Dataset records:
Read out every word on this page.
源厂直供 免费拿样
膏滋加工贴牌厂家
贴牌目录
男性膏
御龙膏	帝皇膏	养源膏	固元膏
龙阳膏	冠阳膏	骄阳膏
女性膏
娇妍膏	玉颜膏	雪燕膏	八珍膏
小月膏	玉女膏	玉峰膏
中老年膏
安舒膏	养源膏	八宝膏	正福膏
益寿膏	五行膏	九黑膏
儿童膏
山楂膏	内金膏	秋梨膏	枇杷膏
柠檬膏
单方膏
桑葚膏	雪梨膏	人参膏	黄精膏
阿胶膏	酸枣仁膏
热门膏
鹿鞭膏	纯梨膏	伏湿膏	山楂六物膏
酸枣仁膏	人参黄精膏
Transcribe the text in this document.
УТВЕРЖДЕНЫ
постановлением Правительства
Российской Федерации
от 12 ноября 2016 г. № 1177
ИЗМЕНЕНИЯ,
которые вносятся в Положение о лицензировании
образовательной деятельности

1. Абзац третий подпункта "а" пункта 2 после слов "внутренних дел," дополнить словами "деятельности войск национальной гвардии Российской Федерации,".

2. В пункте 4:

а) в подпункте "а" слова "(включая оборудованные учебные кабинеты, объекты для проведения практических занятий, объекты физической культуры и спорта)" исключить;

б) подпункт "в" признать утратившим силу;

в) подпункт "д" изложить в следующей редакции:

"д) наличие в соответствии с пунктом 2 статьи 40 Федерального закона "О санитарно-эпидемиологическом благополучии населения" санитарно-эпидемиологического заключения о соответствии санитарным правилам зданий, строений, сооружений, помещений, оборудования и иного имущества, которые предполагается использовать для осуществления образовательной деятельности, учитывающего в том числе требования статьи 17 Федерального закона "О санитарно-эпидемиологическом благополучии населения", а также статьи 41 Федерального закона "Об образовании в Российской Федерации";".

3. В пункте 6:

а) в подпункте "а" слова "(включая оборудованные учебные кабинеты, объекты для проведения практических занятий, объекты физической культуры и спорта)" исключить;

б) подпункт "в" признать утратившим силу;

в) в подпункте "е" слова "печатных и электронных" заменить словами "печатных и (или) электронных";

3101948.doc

GOAL OF THE EXERCISE:
Find how many of the lines above have the word "словами" in them. State only that number.

TASK RESPONSE:
2